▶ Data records
↓↓↓
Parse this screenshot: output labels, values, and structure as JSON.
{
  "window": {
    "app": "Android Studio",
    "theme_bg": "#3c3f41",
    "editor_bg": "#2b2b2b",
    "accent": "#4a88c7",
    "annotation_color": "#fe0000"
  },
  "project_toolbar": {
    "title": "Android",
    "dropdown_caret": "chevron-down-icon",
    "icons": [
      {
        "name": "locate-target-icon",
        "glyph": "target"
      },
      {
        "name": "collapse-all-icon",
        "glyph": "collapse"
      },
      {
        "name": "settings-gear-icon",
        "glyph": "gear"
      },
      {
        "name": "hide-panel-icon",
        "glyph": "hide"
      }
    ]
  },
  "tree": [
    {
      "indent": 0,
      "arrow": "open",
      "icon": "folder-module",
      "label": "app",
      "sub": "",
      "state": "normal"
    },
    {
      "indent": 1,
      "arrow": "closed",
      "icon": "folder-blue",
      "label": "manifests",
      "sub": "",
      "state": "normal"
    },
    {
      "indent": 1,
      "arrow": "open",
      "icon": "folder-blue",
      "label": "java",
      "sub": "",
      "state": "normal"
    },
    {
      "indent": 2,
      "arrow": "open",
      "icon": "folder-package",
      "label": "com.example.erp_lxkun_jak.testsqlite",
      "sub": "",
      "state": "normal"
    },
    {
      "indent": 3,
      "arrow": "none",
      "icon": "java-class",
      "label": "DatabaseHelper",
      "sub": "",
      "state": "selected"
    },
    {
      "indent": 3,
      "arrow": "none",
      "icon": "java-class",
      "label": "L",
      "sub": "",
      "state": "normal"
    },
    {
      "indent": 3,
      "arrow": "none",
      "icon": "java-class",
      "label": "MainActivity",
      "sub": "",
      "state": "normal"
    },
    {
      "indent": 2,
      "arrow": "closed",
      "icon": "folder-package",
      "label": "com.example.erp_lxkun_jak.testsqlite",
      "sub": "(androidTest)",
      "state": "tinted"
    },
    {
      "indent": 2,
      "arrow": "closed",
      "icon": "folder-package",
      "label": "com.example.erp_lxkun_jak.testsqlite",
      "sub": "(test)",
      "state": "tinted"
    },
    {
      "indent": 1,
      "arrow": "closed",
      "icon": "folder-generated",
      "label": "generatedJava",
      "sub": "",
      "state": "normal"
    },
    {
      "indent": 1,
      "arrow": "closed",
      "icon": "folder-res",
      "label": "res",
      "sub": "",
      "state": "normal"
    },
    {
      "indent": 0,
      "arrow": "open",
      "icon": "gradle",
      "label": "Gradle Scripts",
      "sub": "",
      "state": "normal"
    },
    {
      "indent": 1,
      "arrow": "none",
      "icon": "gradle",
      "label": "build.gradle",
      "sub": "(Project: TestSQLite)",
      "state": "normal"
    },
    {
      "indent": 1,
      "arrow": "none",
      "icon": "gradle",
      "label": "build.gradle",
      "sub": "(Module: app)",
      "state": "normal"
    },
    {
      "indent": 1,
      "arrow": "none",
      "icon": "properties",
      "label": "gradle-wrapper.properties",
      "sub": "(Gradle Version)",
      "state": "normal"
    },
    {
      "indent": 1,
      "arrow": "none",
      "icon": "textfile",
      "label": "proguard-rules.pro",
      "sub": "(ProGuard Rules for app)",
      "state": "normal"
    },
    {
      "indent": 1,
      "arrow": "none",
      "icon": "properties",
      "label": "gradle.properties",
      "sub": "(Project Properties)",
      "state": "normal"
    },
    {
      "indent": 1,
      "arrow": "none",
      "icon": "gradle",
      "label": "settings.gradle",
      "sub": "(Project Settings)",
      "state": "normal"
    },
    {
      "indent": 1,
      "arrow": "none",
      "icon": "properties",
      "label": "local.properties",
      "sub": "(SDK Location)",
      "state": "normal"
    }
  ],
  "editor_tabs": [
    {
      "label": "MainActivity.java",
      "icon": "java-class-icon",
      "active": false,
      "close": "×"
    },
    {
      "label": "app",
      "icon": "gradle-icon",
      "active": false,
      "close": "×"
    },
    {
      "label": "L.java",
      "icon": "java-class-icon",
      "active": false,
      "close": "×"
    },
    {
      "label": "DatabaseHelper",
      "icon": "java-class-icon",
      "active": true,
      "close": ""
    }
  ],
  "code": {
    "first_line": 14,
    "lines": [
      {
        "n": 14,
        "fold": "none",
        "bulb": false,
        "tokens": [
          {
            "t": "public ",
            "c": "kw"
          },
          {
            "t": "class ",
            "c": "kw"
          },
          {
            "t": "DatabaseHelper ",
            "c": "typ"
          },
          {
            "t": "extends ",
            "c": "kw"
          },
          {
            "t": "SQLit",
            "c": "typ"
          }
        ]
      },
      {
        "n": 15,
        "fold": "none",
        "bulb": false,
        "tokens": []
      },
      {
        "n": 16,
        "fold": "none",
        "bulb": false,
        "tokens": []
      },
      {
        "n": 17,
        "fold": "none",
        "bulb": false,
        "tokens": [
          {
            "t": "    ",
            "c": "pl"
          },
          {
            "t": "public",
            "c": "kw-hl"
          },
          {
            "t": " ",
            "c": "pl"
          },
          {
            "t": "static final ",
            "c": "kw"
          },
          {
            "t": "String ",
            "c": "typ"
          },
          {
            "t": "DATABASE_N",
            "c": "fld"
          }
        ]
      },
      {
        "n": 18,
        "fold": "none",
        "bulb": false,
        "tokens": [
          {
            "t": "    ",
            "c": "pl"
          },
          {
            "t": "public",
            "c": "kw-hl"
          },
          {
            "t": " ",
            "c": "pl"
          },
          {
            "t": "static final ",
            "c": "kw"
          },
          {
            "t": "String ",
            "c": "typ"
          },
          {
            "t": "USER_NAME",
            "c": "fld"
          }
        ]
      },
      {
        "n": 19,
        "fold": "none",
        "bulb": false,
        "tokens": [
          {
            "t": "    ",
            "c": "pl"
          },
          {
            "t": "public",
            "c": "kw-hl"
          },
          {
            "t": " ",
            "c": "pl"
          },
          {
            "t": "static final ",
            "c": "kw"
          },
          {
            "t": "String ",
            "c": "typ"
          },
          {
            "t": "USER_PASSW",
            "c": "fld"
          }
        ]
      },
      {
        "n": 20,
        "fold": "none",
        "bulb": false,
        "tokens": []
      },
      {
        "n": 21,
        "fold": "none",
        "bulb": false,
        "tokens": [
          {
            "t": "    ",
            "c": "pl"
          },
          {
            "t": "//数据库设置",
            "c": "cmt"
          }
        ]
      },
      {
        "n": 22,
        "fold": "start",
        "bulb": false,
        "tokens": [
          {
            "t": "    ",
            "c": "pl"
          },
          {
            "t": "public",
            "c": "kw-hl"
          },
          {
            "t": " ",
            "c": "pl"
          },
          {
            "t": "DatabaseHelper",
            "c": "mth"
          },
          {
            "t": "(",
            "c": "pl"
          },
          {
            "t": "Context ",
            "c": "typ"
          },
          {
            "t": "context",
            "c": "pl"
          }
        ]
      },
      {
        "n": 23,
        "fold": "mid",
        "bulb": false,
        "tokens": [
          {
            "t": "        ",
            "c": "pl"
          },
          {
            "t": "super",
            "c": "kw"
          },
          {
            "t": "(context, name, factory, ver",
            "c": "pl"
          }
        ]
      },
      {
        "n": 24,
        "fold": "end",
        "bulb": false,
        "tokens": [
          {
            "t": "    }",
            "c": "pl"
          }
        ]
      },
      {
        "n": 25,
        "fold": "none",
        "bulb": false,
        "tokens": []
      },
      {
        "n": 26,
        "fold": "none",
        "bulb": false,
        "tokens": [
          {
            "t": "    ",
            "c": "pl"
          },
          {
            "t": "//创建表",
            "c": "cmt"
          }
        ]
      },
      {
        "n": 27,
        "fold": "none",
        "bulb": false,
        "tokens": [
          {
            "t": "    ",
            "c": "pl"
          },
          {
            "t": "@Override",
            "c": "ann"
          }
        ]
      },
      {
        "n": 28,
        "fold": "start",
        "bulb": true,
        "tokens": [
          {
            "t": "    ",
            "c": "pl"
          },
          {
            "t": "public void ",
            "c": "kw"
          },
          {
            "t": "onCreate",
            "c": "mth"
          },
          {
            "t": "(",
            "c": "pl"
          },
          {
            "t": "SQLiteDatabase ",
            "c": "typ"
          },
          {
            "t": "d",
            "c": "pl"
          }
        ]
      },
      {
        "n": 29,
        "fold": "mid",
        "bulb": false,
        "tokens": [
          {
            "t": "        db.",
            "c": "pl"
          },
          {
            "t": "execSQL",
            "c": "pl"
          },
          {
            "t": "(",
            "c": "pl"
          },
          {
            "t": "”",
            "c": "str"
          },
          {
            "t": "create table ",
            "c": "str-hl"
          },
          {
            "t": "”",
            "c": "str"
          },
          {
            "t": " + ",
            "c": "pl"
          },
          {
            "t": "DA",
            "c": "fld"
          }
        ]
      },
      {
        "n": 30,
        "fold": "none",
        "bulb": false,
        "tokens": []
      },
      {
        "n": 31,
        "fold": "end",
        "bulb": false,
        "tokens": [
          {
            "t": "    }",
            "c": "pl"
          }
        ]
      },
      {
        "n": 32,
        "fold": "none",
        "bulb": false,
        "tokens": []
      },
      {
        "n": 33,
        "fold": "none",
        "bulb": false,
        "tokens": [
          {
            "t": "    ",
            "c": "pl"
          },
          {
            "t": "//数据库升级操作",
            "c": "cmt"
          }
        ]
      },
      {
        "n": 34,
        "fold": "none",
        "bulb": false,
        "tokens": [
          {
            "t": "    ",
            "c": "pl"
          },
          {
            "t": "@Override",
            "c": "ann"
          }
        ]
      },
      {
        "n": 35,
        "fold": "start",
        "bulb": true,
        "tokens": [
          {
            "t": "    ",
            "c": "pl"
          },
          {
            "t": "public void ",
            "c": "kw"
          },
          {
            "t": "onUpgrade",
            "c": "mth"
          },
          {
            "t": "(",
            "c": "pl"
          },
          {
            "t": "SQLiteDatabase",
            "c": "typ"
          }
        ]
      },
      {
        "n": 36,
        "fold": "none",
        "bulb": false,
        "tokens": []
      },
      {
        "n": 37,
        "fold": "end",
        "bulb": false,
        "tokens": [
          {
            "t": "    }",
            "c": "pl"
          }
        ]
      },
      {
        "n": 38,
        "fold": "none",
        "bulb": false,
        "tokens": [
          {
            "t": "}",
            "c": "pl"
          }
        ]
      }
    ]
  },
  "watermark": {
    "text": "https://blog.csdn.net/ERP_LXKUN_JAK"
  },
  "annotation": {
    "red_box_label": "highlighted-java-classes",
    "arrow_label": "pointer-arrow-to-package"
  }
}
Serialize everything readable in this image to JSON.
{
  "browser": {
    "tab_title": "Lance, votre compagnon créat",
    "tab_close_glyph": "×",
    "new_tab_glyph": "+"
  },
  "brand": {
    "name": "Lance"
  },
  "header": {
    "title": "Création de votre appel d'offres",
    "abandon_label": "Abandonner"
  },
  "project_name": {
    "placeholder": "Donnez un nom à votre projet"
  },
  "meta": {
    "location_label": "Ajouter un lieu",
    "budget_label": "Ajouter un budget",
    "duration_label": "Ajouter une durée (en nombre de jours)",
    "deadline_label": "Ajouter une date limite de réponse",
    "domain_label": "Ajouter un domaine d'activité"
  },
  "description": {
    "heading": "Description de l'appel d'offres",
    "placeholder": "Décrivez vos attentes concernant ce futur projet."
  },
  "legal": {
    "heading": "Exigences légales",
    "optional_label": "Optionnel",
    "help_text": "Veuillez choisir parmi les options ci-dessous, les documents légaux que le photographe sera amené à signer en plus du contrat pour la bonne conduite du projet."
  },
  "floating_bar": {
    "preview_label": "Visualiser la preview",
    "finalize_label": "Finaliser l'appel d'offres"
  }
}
↑↑↑
▶ OBJECTIVE
State the number of lines in the records that contain the string "Lance", and nothing more.

▶ OUTPUT OF THE TASK
2